WHAT YOU HAVE TO DO
Pick each line containing "buah" out of the records.

DATA FOR ANALYSIS
=== Section Start ===
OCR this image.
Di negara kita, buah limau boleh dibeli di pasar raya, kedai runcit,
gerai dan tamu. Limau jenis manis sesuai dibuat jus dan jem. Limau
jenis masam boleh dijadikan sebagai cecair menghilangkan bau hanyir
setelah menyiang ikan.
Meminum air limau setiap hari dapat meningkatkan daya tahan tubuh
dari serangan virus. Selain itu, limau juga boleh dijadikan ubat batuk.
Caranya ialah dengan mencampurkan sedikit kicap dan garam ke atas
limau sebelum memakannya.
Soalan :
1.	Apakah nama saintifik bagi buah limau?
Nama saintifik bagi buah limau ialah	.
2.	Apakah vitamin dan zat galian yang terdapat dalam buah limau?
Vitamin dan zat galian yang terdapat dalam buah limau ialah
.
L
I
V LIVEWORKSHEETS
=== Section End ===
YOUR SOLUTION
Di negara kita, buah limau boleh dibeli di pasar raya, kedai runcit,
1.	Apakah nama saintifik bagi buah limau?
Nama saintifik bagi buah limau ialah	.
2.	Apakah vitamin dan zat galian yang terdapat dalam buah limau?
Vitamin dan zat galian yang terdapat dalam buah limau ialah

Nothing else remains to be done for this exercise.